----- SUPPLIED RECORDS

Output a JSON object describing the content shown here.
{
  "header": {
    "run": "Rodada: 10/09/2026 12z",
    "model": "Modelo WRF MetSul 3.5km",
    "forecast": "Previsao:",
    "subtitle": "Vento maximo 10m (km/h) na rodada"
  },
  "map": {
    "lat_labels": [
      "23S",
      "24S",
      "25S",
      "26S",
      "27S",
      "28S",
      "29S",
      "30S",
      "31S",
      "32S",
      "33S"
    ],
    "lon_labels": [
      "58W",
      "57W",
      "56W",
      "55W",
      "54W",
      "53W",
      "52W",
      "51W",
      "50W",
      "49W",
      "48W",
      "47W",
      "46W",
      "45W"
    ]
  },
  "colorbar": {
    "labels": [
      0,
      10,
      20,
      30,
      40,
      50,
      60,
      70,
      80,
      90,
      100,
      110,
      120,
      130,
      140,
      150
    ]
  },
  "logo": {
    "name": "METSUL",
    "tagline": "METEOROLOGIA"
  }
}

----------

Send back every record, precisely as written.

Output a JSON object describing the content shown here.
{
  "header": {
    "run": "Rodada: 10/09/2026 12z",
    "model": "Modelo WRF MetSul 3.5km",
    "forecast": "Previsao:",
    "subtitle": "Vento maximo 10m (km/h) na rodada"
  },
  "map": {
    "lat_labels": [
      "23S",
      "24S",
      "25S",
      "26S",
      "27S",
      "28S",
      "29S",
      "30S",
      "31S",
      "32S",
      "33S"
    ],
    "lon_labels": [
      "58W",
      "57W",
      "56W",
      "55W",
      "54W",
      "53W",
      "52W",
      "51W",
      "50W",
      "49W",
      "48W",
      "47W",
      "46W",
      "45W"
    ]
  },
  "colorbar": {
    "labels": [
      0,
      10,
      20,
      30,
      40,
      50,
      60,
      70,
      80,
      90,
      100,
      110,
      120,
      130,
      140,
      150
    ]
  },
  "logo": {
    "name": "METSUL",
    "tagline": "METEOROLOGIA"
  }
}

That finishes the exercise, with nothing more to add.